| Problem |
Report every line from the material that contains the word "kitchen".

| Records provided |
^^^^
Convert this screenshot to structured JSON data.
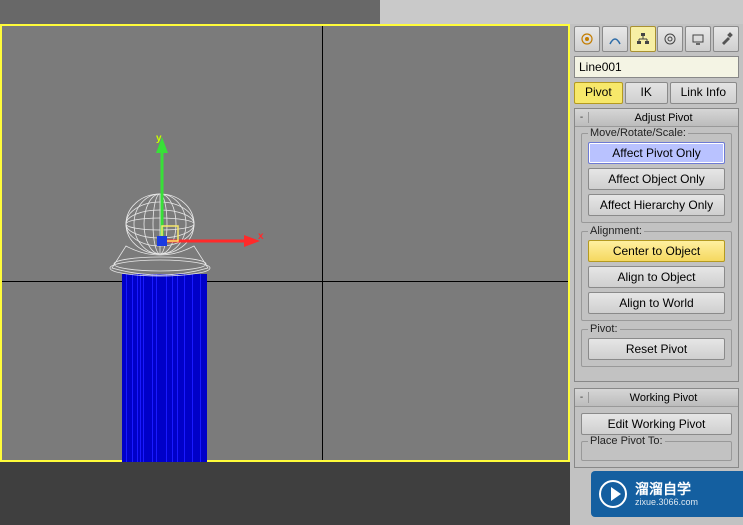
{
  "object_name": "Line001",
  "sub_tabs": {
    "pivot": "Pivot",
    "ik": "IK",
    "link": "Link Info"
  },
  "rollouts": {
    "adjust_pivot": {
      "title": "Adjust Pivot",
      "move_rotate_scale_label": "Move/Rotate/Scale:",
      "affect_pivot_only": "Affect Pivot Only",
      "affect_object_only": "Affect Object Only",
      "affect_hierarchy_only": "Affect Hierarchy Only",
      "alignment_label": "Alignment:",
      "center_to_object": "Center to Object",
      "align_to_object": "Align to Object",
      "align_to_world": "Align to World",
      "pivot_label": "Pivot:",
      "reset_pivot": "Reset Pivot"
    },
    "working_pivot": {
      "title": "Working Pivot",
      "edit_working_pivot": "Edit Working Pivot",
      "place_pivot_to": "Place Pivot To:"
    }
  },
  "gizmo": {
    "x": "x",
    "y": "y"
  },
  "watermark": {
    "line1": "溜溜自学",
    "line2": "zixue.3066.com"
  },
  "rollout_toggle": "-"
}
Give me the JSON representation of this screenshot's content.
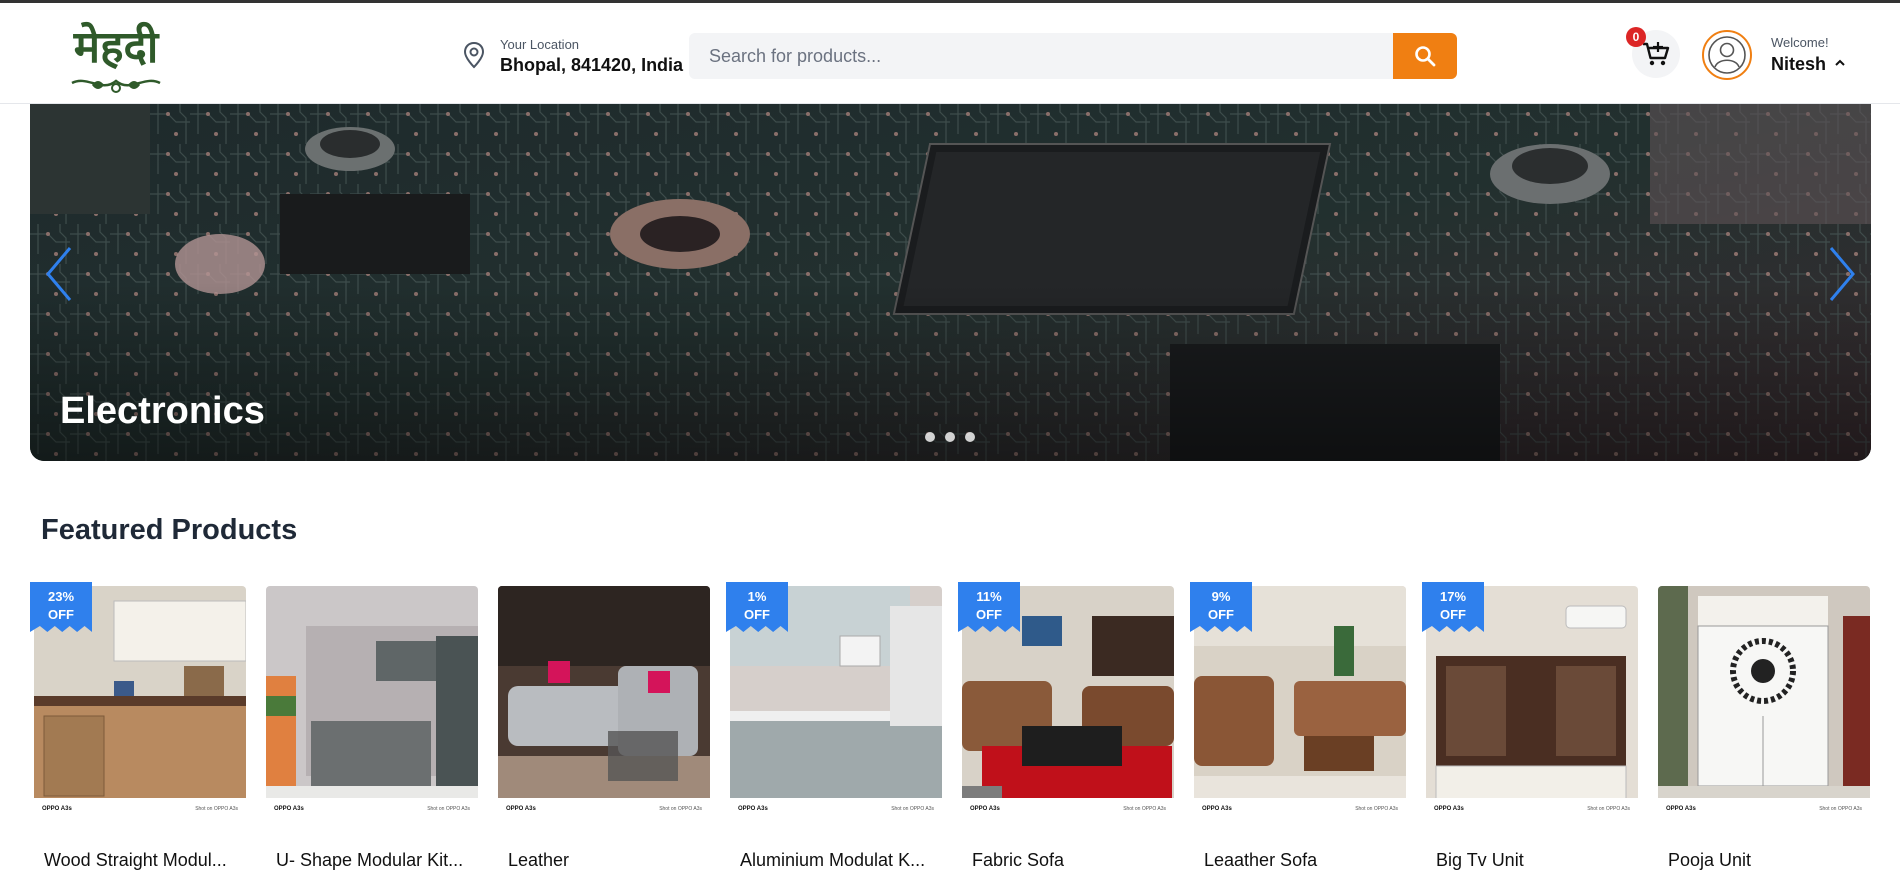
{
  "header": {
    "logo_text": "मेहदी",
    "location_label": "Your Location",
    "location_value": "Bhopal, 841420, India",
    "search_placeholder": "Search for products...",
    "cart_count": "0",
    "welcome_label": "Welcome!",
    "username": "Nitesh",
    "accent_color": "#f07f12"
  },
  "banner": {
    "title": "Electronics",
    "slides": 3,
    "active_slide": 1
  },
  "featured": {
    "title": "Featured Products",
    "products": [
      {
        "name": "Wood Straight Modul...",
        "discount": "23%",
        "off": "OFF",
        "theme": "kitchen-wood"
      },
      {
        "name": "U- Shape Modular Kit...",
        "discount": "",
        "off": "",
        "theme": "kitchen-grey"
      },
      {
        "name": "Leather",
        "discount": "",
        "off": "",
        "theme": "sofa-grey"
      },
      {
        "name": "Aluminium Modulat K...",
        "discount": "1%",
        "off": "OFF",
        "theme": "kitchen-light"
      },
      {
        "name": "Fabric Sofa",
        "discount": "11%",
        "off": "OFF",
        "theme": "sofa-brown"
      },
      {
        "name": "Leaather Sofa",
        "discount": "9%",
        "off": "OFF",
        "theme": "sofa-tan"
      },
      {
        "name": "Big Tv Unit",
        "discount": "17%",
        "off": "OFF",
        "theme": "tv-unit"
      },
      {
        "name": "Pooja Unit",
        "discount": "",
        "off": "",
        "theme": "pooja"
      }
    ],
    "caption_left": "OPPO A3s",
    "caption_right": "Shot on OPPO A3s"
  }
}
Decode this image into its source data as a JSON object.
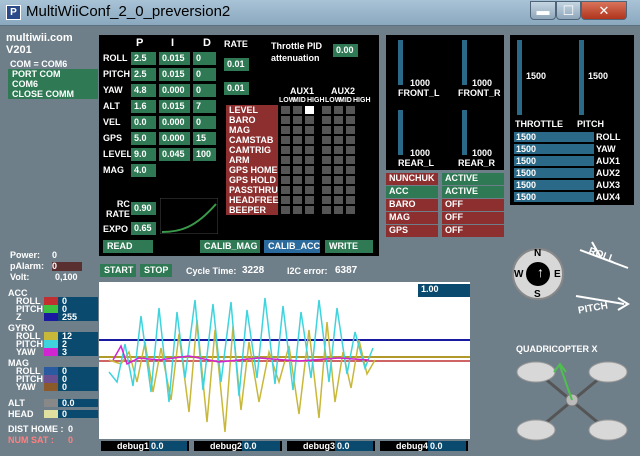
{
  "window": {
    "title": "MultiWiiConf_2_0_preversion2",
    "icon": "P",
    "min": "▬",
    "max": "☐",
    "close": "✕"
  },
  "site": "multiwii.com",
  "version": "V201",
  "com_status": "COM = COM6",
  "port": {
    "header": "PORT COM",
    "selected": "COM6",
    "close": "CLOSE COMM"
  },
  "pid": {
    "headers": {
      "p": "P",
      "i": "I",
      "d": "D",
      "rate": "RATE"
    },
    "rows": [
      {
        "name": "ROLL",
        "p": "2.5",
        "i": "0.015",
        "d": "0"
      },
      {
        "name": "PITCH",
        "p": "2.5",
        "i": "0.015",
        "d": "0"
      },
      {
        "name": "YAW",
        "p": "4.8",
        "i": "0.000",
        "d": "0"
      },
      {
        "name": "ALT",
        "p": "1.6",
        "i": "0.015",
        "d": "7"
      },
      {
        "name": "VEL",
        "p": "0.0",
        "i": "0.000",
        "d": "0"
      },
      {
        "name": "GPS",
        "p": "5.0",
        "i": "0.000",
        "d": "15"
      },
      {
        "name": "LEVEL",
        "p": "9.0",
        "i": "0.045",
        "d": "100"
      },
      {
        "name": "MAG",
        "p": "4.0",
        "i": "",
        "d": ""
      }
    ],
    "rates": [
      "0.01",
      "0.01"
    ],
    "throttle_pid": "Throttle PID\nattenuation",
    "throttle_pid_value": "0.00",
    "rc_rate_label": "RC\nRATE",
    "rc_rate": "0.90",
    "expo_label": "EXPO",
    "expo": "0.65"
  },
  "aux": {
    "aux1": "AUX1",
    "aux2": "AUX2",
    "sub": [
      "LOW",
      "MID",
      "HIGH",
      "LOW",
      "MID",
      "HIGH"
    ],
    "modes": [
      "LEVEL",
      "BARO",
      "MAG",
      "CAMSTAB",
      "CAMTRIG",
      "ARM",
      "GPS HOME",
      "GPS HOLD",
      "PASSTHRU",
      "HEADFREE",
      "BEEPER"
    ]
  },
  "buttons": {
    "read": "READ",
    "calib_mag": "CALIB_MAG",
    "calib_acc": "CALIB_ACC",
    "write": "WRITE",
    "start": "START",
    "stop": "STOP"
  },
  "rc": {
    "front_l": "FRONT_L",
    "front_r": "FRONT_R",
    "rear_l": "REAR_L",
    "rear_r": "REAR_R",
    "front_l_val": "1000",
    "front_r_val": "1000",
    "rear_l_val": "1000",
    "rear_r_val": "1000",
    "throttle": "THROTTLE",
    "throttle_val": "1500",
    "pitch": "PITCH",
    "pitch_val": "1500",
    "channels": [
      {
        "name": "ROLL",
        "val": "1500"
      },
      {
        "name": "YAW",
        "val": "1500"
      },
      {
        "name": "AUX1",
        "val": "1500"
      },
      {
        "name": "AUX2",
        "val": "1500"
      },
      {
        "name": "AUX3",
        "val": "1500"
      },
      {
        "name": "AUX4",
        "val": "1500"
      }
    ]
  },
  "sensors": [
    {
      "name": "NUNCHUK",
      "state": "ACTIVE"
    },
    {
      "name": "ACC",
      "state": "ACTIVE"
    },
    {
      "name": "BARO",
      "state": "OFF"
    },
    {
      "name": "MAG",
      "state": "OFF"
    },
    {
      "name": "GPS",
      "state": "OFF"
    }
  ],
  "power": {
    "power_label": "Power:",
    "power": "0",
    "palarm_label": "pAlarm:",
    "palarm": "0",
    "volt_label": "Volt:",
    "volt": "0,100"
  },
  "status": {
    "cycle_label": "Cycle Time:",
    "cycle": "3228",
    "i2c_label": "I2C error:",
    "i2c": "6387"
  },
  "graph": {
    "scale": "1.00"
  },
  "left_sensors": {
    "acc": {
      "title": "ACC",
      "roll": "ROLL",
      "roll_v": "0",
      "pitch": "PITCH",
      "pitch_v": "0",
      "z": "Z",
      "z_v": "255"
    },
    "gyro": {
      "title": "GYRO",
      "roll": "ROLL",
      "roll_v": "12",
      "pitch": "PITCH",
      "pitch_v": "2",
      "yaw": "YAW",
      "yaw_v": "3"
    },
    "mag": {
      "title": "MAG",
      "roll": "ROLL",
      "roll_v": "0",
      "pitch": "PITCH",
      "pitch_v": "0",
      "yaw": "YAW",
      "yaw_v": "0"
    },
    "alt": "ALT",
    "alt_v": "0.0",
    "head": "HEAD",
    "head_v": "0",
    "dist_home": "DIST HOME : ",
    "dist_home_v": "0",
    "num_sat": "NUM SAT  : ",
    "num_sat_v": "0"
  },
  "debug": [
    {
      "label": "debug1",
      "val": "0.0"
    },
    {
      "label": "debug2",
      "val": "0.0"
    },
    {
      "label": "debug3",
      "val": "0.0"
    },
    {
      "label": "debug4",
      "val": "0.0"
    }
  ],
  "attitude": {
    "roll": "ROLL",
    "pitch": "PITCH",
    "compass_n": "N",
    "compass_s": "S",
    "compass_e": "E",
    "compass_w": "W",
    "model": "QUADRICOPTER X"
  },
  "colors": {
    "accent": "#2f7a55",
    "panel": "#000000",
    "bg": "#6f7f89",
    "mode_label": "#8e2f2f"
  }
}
^^^^
| Output for this exercise |
        "theme": "kitchen-wood"
        "theme": "kitchen-grey"
        "theme": "kitchen-light"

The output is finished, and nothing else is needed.